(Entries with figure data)
[Begin]

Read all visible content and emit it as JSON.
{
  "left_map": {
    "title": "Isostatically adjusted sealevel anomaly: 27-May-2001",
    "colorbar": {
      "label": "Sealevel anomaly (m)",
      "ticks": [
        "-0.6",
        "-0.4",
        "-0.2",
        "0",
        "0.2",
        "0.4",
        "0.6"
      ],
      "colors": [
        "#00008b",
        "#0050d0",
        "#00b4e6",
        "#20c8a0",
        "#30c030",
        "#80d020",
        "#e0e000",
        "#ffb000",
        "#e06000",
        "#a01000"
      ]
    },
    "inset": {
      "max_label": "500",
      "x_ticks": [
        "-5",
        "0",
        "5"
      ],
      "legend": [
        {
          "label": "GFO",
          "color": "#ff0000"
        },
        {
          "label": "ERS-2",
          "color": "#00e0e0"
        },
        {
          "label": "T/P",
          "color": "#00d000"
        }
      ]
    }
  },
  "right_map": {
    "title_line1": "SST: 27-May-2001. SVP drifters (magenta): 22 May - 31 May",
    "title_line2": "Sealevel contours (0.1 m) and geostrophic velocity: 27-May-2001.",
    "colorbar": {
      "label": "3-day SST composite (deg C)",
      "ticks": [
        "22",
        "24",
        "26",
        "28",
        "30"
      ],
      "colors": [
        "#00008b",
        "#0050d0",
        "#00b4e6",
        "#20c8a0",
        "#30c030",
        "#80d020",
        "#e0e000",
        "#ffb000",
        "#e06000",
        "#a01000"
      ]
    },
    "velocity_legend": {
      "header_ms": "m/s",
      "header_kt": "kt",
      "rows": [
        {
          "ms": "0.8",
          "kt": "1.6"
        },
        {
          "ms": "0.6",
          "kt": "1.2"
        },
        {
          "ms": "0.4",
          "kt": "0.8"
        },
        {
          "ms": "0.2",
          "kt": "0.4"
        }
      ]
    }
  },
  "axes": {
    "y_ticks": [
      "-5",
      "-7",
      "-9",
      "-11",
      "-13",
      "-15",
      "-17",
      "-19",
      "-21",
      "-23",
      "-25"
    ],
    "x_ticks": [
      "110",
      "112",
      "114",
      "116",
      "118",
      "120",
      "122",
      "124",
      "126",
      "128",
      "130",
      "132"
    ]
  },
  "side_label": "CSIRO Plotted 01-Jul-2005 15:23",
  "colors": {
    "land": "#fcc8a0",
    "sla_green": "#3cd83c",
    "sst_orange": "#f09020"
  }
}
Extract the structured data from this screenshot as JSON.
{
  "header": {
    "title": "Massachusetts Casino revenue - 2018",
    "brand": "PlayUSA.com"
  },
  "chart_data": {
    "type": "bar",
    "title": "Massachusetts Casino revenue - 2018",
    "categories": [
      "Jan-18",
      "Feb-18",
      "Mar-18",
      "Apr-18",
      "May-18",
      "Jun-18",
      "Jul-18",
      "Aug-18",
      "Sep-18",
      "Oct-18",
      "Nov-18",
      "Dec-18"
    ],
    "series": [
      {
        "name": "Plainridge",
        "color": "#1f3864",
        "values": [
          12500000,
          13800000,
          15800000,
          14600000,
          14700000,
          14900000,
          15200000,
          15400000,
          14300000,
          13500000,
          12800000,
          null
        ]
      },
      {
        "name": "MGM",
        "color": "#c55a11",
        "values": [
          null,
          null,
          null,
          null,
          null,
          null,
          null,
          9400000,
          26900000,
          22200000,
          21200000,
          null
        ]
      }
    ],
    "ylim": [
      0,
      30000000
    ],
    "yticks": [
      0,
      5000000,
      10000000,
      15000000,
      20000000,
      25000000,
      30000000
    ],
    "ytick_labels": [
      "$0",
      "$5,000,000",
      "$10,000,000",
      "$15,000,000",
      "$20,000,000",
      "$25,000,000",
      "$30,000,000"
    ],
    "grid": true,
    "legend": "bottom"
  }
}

[End]

* [AIM OF THE EXERCISE]: Here, the records must be output exactly and in full.

* [TASK OUTPUT]:
Read all visible content and emit it as JSON.
{
  "left_map": {
    "title": "Isostatically adjusted sealevel anomaly: 27-May-2001",
    "colorbar": {
      "label": "Sealevel anomaly (m)",
      "ticks": [
        "-0.6",
        "-0.4",
        "-0.2",
        "0",
        "0.2",
        "0.4",
        "0.6"
      ],
      "colors": [
        "#00008b",
        "#0050d0",
        "#00b4e6",
        "#20c8a0",
        "#30c030",
        "#80d020",
        "#e0e000",
        "#ffb000",
        "#e06000",
        "#a01000"
      ]
    },
    "inset": {
      "max_label": "500",
      "x_ticks": [
        "-5",
        "0",
        "5"
      ],
      "legend": [
        {
          "label": "GFO",
          "color": "#ff0000"
        },
        {
          "label": "ERS-2",
          "color": "#00e0e0"
        },
        {
          "label": "T/P",
          "color": "#00d000"
        }
      ]
    }
  },
  "right_map": {
    "title_line1": "SST: 27-May-2001. SVP drifters (magenta): 22 May - 31 May",
    "title_line2": "Sealevel contours (0.1 m) and geostrophic velocity: 27-May-2001.",
    "colorbar": {
      "label": "3-day SST composite (deg C)",
      "ticks": [
        "22",
        "24",
        "26",
        "28",
        "30"
      ],
      "colors": [
        "#00008b",
        "#0050d0",
        "#00b4e6",
        "#20c8a0",
        "#30c030",
        "#80d020",
        "#e0e000",
        "#ffb000",
        "#e06000",
        "#a01000"
      ]
    },
    "velocity_legend": {
      "header_ms": "m/s",
      "header_kt": "kt",
      "rows": [
        {
          "ms": "0.8",
          "kt": "1.6"
        },
        {
          "ms": "0.6",
          "kt": "1.2"
        },
        {
          "ms": "0.4",
          "kt": "0.8"
        },
        {
          "ms": "0.2",
          "kt": "0.4"
        }
      ]
    }
  },
  "axes": {
    "y_ticks": [
      "-5",
      "-7",
      "-9",
      "-11",
      "-13",
      "-15",
      "-17",
      "-19",
      "-21",
      "-23",
      "-25"
    ],
    "x_ticks": [
      "110",
      "112",
      "114",
      "116",
      "118",
      "120",
      "122",
      "124",
      "126",
      "128",
      "130",
      "132"
    ]
  },
  "side_label": "CSIRO Plotted 01-Jul-2005 15:23",
  "colors": {
    "land": "#fcc8a0",
    "sla_green": "#3cd83c",
    "sst_orange": "#f09020"
  }
}
Extract the structured data from this screenshot as JSON.
{
  "header": {
    "title": "Massachusetts Casino revenue - 2018",
    "brand": "PlayUSA.com"
  },
  "chart_data": {
    "type": "bar",
    "title": "Massachusetts Casino revenue - 2018",
    "categories": [
      "Jan-18",
      "Feb-18",
      "Mar-18",
      "Apr-18",
      "May-18",
      "Jun-18",
      "Jul-18",
      "Aug-18",
      "Sep-18",
      "Oct-18",
      "Nov-18",
      "Dec-18"
    ],
    "series": [
      {
        "name": "Plainridge",
        "color": "#1f3864",
        "values": [
          12500000,
          13800000,
          15800000,
          14600000,
          14700000,
          14900000,
          15200000,
          15400000,
          14300000,
          13500000,
          12800000,
          null
        ]
      },
      {
        "name": "MGM",
        "color": "#c55a11",
        "values": [
          null,
          null,
          null,
          null,
          null,
          null,
          null,
          9400000,
          26900000,
          22200000,
          21200000,
          null
        ]
      }
    ],
    "ylim": [
      0,
      30000000
    ],
    "yticks": [
      0,
      5000000,
      10000000,
      15000000,
      20000000,
      25000000,
      30000000
    ],
    "ytick_labels": [
      "$0",
      "$5,000,000",
      "$10,000,000",
      "$15,000,000",
      "$20,000,000",
      "$25,000,000",
      "$30,000,000"
    ],
    "grid": true,
    "legend": "bottom"
  }
}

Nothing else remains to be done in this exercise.